──────── RECORD EXTRACTS ────────
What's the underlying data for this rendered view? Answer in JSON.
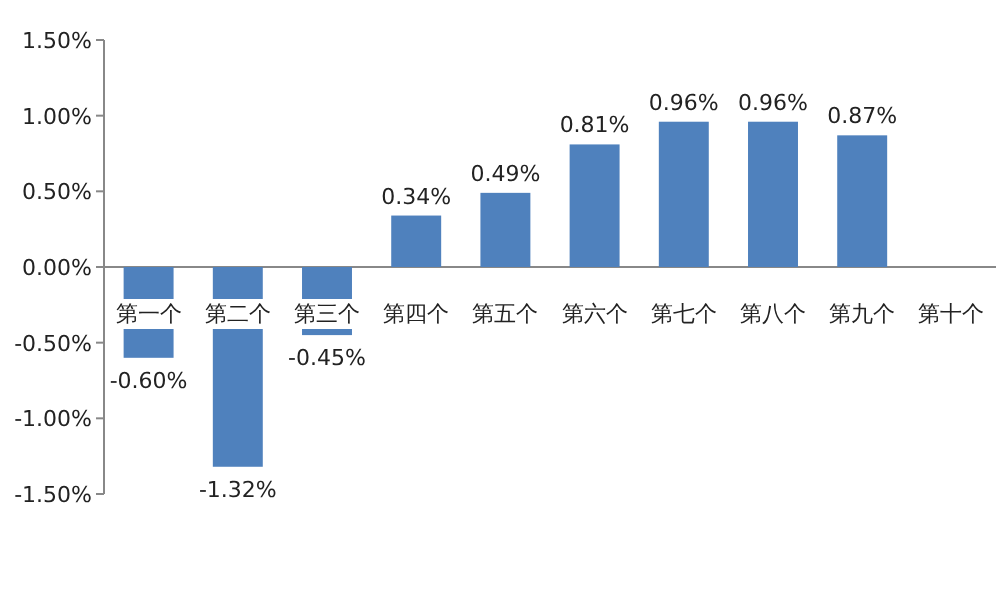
{
  "chart_data": {
    "type": "bar",
    "categories": [
      "第一个",
      "第二个",
      "第三个",
      "第四个",
      "第五个",
      "第六个",
      "第七个",
      "第八个",
      "第九个",
      "第十个"
    ],
    "values": [
      -0.6,
      -1.32,
      -0.45,
      0.34,
      0.49,
      0.81,
      0.96,
      0.96,
      0.87,
      null
    ],
    "value_labels": [
      "-0.60%",
      "-1.32%",
      "-0.45%",
      "0.34%",
      "0.49%",
      "0.81%",
      "0.96%",
      "0.96%",
      "0.87%",
      null
    ],
    "color": "#4f81bd",
    "ylim": [
      -1.5,
      1.5
    ],
    "yticks": [
      {
        "value": -1.5,
        "label": "-1.50%"
      },
      {
        "value": -1.0,
        "label": "-1.00%"
      },
      {
        "value": -0.5,
        "label": "-0.50%"
      },
      {
        "value": 0,
        "label": "0.00%"
      },
      {
        "value": 0.5,
        "label": "0.50%"
      },
      {
        "value": 1.0,
        "label": "1.00%"
      },
      {
        "value": 1.5,
        "label": "1.50%"
      }
    ],
    "grid": false
  }
}
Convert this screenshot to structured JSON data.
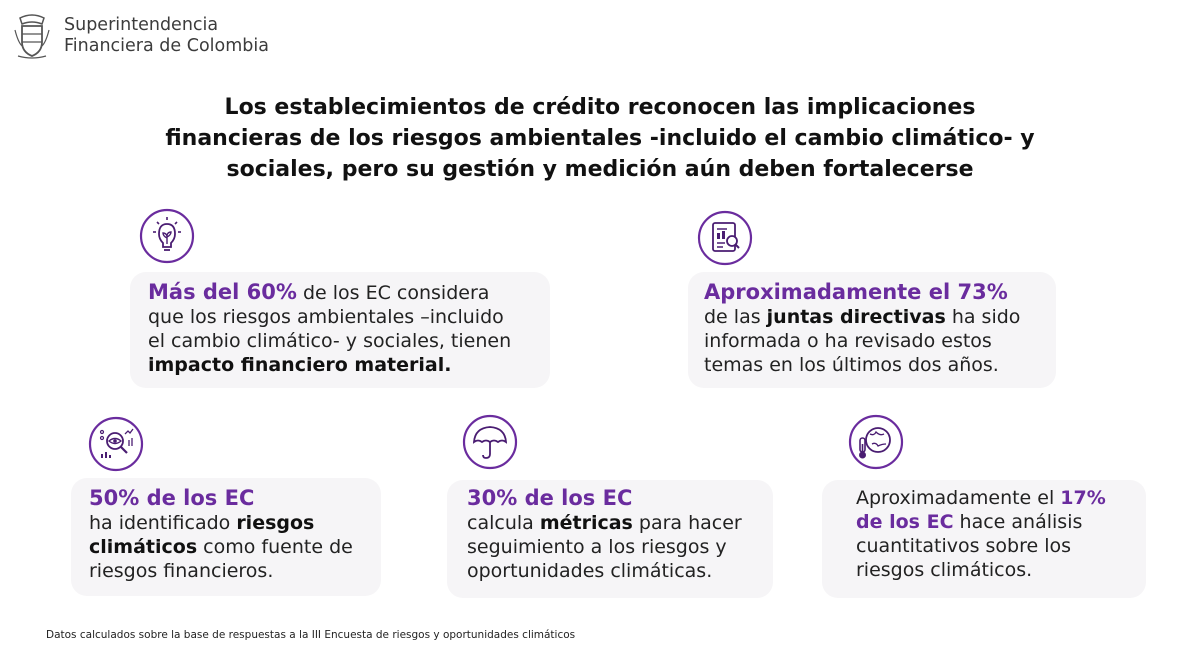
{
  "header": {
    "org_line1": "Superintendencia",
    "org_line2": "Financiera de Colombia"
  },
  "title": {
    "line1": "Los establecimientos de crédito reconocen las implicaciones",
    "line2": "financieras de los riesgos ambientales -incluido el cambio climático- y",
    "line3": "sociales, pero su gestión y medición aún deben fortalecerse"
  },
  "cards": {
    "c1": {
      "icon": "lightbulb-plant-icon",
      "hl": "Más del 60%",
      "t1": " de los EC considera",
      "t2": "que los riesgos ambientales –incluido",
      "t3": "el cambio climático- y sociales, tienen",
      "b1": "impacto financiero material."
    },
    "c2": {
      "icon": "report-magnifier-icon",
      "hl": "Aproximadamente el 73%",
      "t1": "de las ",
      "b1": "juntas directivas",
      "t2": " ha sido",
      "t3": "informada o ha revisado estos",
      "t4": "temas en los últimos dos años."
    },
    "c3": {
      "icon": "eye-data-analysis-icon",
      "hl": "50% de los EC",
      "t1": "ha identificado ",
      "b1": "riesgos",
      "b2": "climáticos",
      "t2": " como fuente de",
      "t3": "riesgos financieros."
    },
    "c4": {
      "icon": "umbrella-icon",
      "hl": "30% de los EC",
      "t1": "calcula ",
      "b1": "métricas",
      "t2": " para hacer",
      "t3": "seguimiento a los riesgos y",
      "t4": "oportunidades climáticas."
    },
    "c5": {
      "icon": "globe-thermometer-icon",
      "t1": "Aproximadamente el ",
      "hl1": "17%",
      "hl2": "de los EC",
      "t2": " hace análisis",
      "t3": "cuantitativos sobre los",
      "t4": "riesgos climáticos."
    }
  },
  "footnote": "Datos calculados sobre la base de respuestas a la III Encuesta de riesgos y oportunidades climáticos",
  "colors": {
    "accent": "#6a2c9e",
    "card_bg": "#f6f5f7"
  }
}
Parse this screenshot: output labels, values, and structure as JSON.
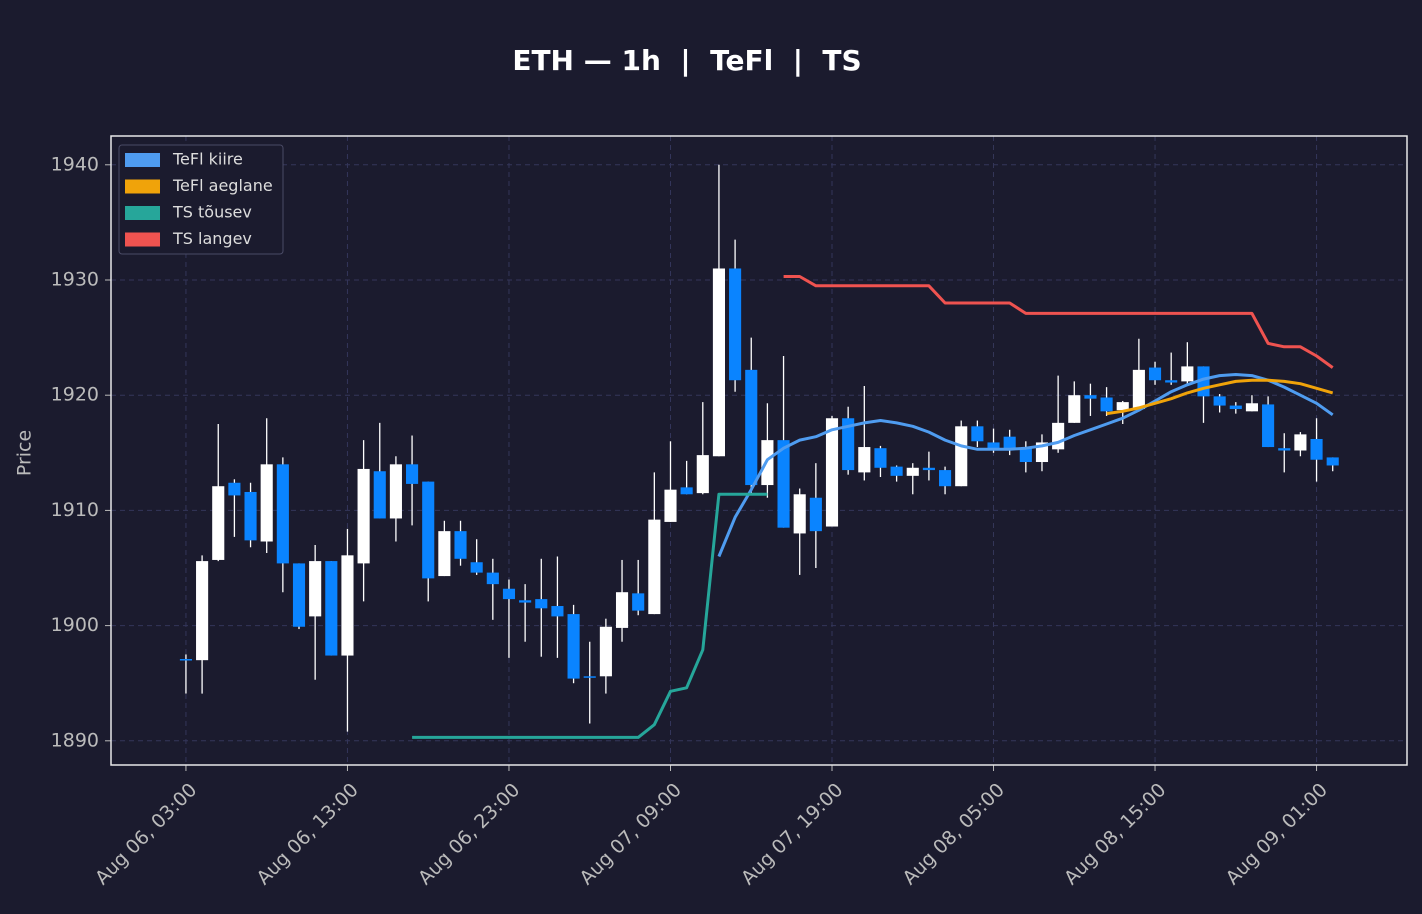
────────
Your task is to repeat the material above exactly, without its pictures.

What's the underlying data for this rendered view? Answer in JSON.
{
  "chart_data": {
    "type": "bar",
    "categories": [
      "第一个",
      "第二个",
      "第三个",
      "第四个",
      "第五个",
      "第六个",
      "第七个",
      "第八个",
      "第九个",
      "第十个"
    ],
    "values": [
      -0.6,
      -1.32,
      -0.45,
      0.34,
      0.49,
      0.81,
      0.96,
      0.96,
      0.87,
      null
    ],
    "value_labels": [
      "-0.60%",
      "-1.32%",
      "-0.45%",
      "0.34%",
      "0.49%",
      "0.81%",
      "0.96%",
      "0.96%",
      "0.87%",
      null
    ],
    "color": "#4f81bd",
    "ylim": [
      -1.5,
      1.5
    ],
    "yticks": [
      {
        "value": -1.5,
        "label": "-1.50%"
      },
      {
        "value": -1.0,
        "label": "-1.00%"
      },
      {
        "value": -0.5,
        "label": "-0.50%"
      },
      {
        "value": 0,
        "label": "0.00%"
      },
      {
        "value": 0.5,
        "label": "0.50%"
      },
      {
        "value": 1.0,
        "label": "1.00%"
      },
      {
        "value": 1.5,
        "label": "1.50%"
      }
    ],
    "grid": false
  }
}
Convert this screenshot to structured JSON data.
{
  "header": {
    "org_line1": "Superintendencia",
    "org_line2": "Financiera de Colombia"
  },
  "title": {
    "line1": "Los establecimientos de crédito reconocen las implicaciones",
    "line2": "financieras de los riesgos ambientales -incluido el cambio climático- y",
    "line3": "sociales, pero su gestión y medición aún deben fortalecerse"
  },
  "cards": {
    "c1": {
      "icon": "lightbulb-plant-icon",
      "hl": "Más del 60%",
      "t1": " de los EC considera",
      "t2": "que los riesgos ambientales –incluido",
      "t3": "el cambio climático- y sociales, tienen",
      "b1": "impacto financiero material."
    },
    "c2": {
      "icon": "report-magnifier-icon",
      "hl": "Aproximadamente el 73%",
      "t1": "de las ",
      "b1": "juntas directivas",
      "t2": " ha sido",
      "t3": "informada o ha revisado estos",
      "t4": "temas en los últimos dos años."
    },
    "c3": {
      "icon": "eye-data-analysis-icon",
      "hl": "50% de los EC",
      "t1": "ha identificado ",
      "b1": "riesgos",
      "b2": "climáticos",
      "t2": " como fuente de",
      "t3": "riesgos financieros."
    },
    "c4": {
      "icon": "umbrella-icon",
      "hl": "30% de los EC",
      "t1": "calcula ",
      "b1": "métricas",
      "t2": " para hacer",
      "t3": "seguimiento a los riesgos y",
      "t4": "oportunidades climáticas."
    },
    "c5": {
      "icon": "globe-thermometer-icon",
      "t1": "Aproximadamente el ",
      "hl1": "17%",
      "hl2": "de los EC",
      "t2": " hace análisis",
      "t3": "cuantitativos sobre los",
      "t4": "riesgos climáticos."
    }
  },
  "footnote": "Datos calculados sobre la base de respuestas a la III Encuesta de riesgos y oportunidades climáticos",
  "colors": {
    "accent": "#6a2c9e",
    "card_bg": "#f6f5f7"
  }
}
Parse this screenshot: output labels, values, and structure as JSON.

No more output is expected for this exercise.